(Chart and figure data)
◆ ◆ ◆ ◆ ◆ ◆ ◆

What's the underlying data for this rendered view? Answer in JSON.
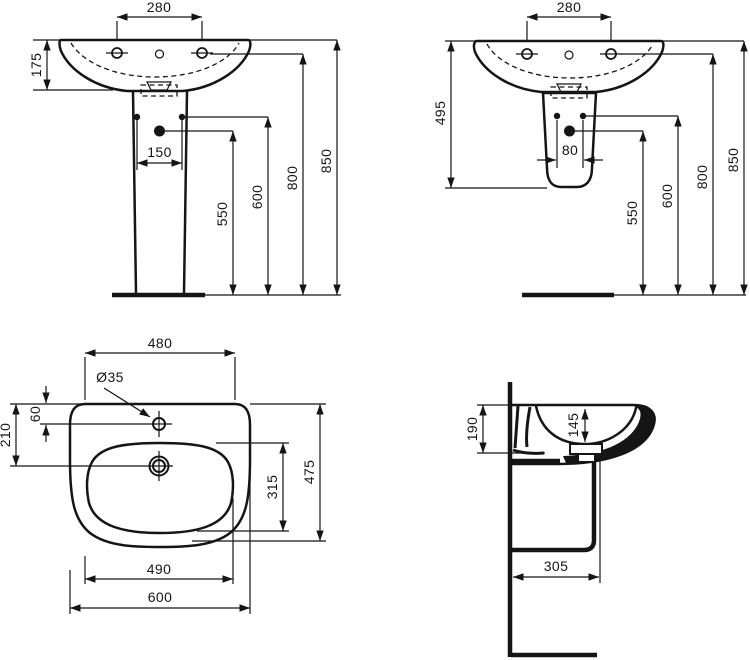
{
  "drawing": {
    "views": {
      "front_pedestal": {
        "d280": "280",
        "d175": "175",
        "d150": "150",
        "d550": "550",
        "d600": "600",
        "d800": "800",
        "d850": "850"
      },
      "front_semi": {
        "d280": "280",
        "d495": "495",
        "d80": "80",
        "d550": "550",
        "d600": "600",
        "d800": "800",
        "d850": "850"
      },
      "plan": {
        "d480": "480",
        "hole": "Ø35",
        "d60": "60",
        "d210": "210",
        "d315": "315",
        "d475": "475",
        "d490": "490",
        "d600": "600"
      },
      "side": {
        "d190": "190",
        "d145": "145",
        "d305": "305"
      }
    }
  }
}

◆ ◆ ◆ ◆ ◆ ◆ ◆

* [WRITTEN TASK] Each line of the material must be retyped exactly, except that images are omitted.

* [FULL SOLUTION]
What's the underlying data for this rendered view? Answer in JSON.
{
  "drawing": {
    "views": {
      "front_pedestal": {
        "d280": "280",
        "d175": "175",
        "d150": "150",
        "d550": "550",
        "d600": "600",
        "d800": "800",
        "d850": "850"
      },
      "front_semi": {
        "d280": "280",
        "d495": "495",
        "d80": "80",
        "d550": "550",
        "d600": "600",
        "d800": "800",
        "d850": "850"
      },
      "plan": {
        "d480": "480",
        "hole": "Ø35",
        "d60": "60",
        "d210": "210",
        "d315": "315",
        "d475": "475",
        "d490": "490",
        "d600": "600"
      },
      "side": {
        "d190": "190",
        "d145": "145",
        "d305": "305"
      }
    }
  }
}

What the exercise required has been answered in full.